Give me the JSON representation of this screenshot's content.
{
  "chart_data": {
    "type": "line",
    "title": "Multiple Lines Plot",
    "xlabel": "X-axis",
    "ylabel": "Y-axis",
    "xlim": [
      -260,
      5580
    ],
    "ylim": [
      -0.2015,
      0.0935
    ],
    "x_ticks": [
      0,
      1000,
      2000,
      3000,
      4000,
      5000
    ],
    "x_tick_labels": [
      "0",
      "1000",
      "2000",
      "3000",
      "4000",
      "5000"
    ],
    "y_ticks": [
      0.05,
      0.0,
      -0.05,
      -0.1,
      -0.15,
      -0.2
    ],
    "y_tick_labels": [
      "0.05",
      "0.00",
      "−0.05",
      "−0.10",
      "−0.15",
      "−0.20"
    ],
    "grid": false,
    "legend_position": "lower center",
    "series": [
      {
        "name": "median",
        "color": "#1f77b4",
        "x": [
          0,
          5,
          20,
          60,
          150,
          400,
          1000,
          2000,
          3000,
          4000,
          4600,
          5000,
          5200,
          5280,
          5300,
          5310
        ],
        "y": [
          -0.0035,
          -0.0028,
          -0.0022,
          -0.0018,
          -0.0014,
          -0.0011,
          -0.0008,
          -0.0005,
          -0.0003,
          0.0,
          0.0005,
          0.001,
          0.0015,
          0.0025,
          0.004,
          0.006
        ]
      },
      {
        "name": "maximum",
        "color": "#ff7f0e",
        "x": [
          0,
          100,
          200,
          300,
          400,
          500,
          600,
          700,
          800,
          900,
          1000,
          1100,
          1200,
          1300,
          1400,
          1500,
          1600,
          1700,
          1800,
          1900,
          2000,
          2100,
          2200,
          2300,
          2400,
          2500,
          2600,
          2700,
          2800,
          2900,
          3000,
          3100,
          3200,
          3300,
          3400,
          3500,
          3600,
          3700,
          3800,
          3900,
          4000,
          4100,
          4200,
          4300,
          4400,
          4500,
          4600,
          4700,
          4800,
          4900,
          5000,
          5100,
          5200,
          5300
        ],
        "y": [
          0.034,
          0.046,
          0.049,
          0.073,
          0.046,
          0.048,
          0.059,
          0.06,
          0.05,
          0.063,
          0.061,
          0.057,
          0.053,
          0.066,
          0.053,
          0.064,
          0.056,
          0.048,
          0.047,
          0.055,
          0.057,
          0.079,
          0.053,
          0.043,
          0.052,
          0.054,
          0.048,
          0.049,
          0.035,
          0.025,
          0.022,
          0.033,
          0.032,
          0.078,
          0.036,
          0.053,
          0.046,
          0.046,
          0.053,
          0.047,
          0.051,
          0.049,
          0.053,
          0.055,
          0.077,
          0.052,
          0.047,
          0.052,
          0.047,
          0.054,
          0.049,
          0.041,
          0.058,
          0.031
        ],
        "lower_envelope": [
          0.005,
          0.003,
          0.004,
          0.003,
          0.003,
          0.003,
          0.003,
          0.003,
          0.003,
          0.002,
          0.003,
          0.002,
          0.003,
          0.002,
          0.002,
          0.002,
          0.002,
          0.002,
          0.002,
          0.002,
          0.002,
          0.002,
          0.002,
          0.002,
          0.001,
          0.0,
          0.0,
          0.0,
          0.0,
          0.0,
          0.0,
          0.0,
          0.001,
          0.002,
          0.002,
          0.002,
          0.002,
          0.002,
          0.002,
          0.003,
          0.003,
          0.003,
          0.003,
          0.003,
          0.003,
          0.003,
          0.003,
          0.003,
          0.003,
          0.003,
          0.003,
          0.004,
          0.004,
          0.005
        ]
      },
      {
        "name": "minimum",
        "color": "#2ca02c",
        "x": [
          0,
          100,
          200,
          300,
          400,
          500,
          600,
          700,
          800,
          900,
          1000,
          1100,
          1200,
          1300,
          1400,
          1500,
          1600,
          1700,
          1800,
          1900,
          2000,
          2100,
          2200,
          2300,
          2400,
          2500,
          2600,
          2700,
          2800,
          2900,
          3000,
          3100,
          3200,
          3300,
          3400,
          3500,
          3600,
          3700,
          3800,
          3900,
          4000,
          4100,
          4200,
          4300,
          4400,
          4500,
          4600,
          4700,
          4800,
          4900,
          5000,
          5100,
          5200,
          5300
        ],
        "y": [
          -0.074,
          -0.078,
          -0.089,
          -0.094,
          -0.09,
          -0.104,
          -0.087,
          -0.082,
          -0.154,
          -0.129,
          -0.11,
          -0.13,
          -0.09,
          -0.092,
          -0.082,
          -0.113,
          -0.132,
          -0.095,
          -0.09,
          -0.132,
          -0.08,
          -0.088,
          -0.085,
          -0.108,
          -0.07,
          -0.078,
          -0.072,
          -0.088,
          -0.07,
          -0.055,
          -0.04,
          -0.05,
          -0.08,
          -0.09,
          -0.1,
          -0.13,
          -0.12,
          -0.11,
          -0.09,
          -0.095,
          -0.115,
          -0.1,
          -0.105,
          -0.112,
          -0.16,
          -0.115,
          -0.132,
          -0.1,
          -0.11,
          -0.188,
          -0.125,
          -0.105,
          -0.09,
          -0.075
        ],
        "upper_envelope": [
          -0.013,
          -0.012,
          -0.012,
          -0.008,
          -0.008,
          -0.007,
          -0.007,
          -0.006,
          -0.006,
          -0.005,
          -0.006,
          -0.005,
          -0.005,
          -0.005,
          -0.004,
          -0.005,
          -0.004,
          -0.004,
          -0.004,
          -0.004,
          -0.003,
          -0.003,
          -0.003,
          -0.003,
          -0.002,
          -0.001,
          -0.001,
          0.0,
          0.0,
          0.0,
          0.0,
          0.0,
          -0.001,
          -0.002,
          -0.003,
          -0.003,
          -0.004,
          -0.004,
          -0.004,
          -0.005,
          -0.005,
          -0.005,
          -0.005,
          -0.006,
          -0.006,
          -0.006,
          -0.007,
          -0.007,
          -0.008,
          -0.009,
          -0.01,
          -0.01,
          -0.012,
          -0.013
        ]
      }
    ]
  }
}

⁂

▶ _Task statement_
Find the string "color" in the entries above and return each line that holds it.

▶ _Complete output_
        "color": "#1f77b4",
        "color": "#ff7f0e",
        "color": "#2ca02c",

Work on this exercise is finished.